Input rows:
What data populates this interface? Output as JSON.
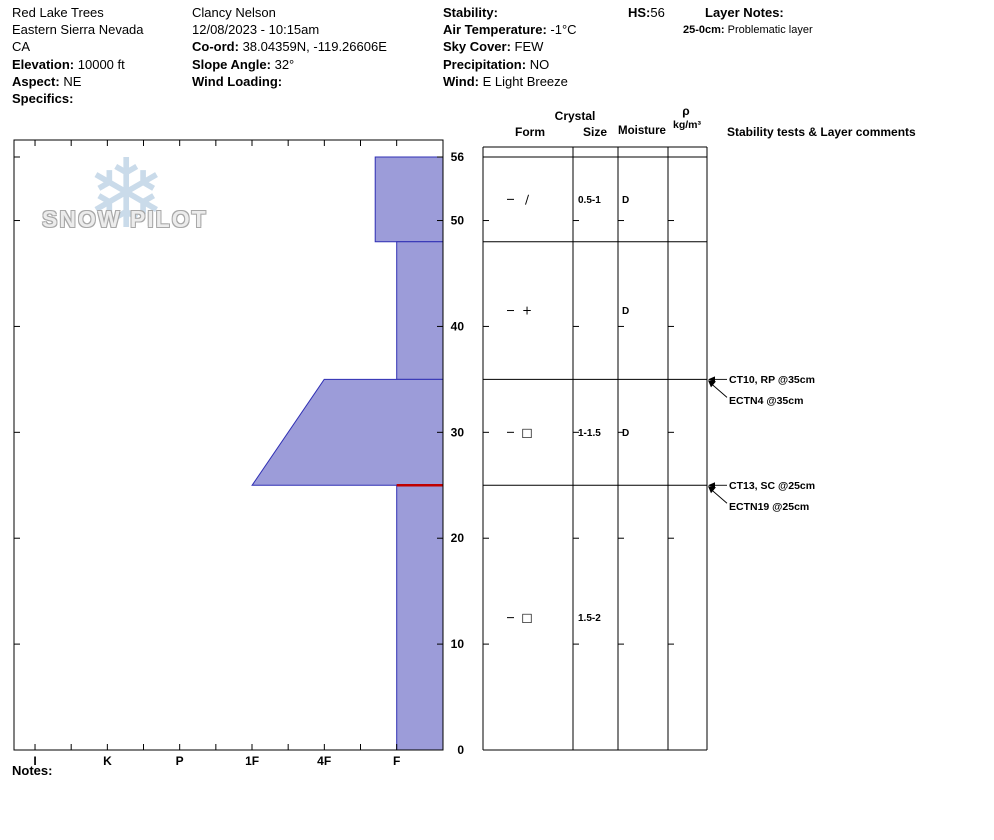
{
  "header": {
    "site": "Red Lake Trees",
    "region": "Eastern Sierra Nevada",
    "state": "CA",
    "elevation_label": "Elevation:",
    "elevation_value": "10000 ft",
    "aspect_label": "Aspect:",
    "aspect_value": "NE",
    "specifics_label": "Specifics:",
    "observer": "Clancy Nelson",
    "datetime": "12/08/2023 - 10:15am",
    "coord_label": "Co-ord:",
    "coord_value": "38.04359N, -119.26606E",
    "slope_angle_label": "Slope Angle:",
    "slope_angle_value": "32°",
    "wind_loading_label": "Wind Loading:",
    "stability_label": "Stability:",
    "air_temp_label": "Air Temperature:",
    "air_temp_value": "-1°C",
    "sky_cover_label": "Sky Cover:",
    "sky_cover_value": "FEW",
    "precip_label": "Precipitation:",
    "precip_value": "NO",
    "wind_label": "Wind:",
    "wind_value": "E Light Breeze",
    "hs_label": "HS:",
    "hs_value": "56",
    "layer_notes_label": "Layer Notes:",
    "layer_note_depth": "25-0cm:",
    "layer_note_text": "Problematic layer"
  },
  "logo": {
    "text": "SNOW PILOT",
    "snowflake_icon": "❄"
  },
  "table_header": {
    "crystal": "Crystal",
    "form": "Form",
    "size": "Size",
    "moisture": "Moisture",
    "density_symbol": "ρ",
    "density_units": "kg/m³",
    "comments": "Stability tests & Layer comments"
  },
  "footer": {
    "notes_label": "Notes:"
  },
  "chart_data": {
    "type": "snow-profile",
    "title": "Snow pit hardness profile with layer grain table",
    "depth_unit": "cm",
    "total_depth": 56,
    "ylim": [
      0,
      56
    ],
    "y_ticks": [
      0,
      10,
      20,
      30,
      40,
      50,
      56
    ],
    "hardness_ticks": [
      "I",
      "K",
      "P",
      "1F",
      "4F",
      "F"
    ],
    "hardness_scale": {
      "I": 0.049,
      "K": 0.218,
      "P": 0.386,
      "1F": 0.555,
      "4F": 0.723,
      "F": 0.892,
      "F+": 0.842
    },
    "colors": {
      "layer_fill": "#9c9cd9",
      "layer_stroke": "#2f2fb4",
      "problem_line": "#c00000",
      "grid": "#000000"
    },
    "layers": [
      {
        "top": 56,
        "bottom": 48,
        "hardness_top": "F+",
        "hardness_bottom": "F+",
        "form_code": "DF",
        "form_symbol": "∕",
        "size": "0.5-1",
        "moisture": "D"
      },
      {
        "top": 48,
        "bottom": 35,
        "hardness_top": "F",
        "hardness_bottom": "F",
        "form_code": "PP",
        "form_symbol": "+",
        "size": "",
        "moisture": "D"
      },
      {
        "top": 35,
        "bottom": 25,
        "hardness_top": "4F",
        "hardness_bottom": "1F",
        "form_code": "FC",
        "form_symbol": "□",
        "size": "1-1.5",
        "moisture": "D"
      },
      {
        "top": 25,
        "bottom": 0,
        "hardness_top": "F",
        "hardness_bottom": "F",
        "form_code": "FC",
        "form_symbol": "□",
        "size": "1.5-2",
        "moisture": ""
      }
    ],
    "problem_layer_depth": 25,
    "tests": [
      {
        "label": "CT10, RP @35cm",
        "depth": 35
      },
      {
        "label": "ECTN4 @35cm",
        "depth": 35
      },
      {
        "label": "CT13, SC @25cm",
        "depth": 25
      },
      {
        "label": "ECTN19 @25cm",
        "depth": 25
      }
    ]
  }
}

Task requirements:
Output a faithful copy of the data, with each picture left out.

The answer:
What data populates this interface? Output as JSON.
{
  "header": {
    "site": "Red Lake Trees",
    "region": "Eastern Sierra Nevada",
    "state": "CA",
    "elevation_label": "Elevation:",
    "elevation_value": "10000 ft",
    "aspect_label": "Aspect:",
    "aspect_value": "NE",
    "specifics_label": "Specifics:",
    "observer": "Clancy Nelson",
    "datetime": "12/08/2023 - 10:15am",
    "coord_label": "Co-ord:",
    "coord_value": "38.04359N, -119.26606E",
    "slope_angle_label": "Slope Angle:",
    "slope_angle_value": "32°",
    "wind_loading_label": "Wind Loading:",
    "stability_label": "Stability:",
    "air_temp_label": "Air Temperature:",
    "air_temp_value": "-1°C",
    "sky_cover_label": "Sky Cover:",
    "sky_cover_value": "FEW",
    "precip_label": "Precipitation:",
    "precip_value": "NO",
    "wind_label": "Wind:",
    "wind_value": "E Light Breeze",
    "hs_label": "HS:",
    "hs_value": "56",
    "layer_notes_label": "Layer Notes:",
    "layer_note_depth": "25-0cm:",
    "layer_note_text": "Problematic layer"
  },
  "logo": {
    "text": "SNOW PILOT",
    "snowflake_icon": "❄"
  },
  "table_header": {
    "crystal": "Crystal",
    "form": "Form",
    "size": "Size",
    "moisture": "Moisture",
    "density_symbol": "ρ",
    "density_units": "kg/m³",
    "comments": "Stability tests & Layer comments"
  },
  "footer": {
    "notes_label": "Notes:"
  },
  "chart_data": {
    "type": "snow-profile",
    "title": "Snow pit hardness profile with layer grain table",
    "depth_unit": "cm",
    "total_depth": 56,
    "ylim": [
      0,
      56
    ],
    "y_ticks": [
      0,
      10,
      20,
      30,
      40,
      50,
      56
    ],
    "hardness_ticks": [
      "I",
      "K",
      "P",
      "1F",
      "4F",
      "F"
    ],
    "hardness_scale": {
      "I": 0.049,
      "K": 0.218,
      "P": 0.386,
      "1F": 0.555,
      "4F": 0.723,
      "F": 0.892,
      "F+": 0.842
    },
    "colors": {
      "layer_fill": "#9c9cd9",
      "layer_stroke": "#2f2fb4",
      "problem_line": "#c00000",
      "grid": "#000000"
    },
    "layers": [
      {
        "top": 56,
        "bottom": 48,
        "hardness_top": "F+",
        "hardness_bottom": "F+",
        "form_code": "DF",
        "form_symbol": "∕",
        "size": "0.5-1",
        "moisture": "D"
      },
      {
        "top": 48,
        "bottom": 35,
        "hardness_top": "F",
        "hardness_bottom": "F",
        "form_code": "PP",
        "form_symbol": "+",
        "size": "",
        "moisture": "D"
      },
      {
        "top": 35,
        "bottom": 25,
        "hardness_top": "4F",
        "hardness_bottom": "1F",
        "form_code": "FC",
        "form_symbol": "□",
        "size": "1-1.5",
        "moisture": "D"
      },
      {
        "top": 25,
        "bottom": 0,
        "hardness_top": "F",
        "hardness_bottom": "F",
        "form_code": "FC",
        "form_symbol": "□",
        "size": "1.5-2",
        "moisture": ""
      }
    ],
    "problem_layer_depth": 25,
    "tests": [
      {
        "label": "CT10, RP @35cm",
        "depth": 35
      },
      {
        "label": "ECTN4 @35cm",
        "depth": 35
      },
      {
        "label": "CT13, SC @25cm",
        "depth": 25
      },
      {
        "label": "ECTN19 @25cm",
        "depth": 25
      }
    ]
  }
}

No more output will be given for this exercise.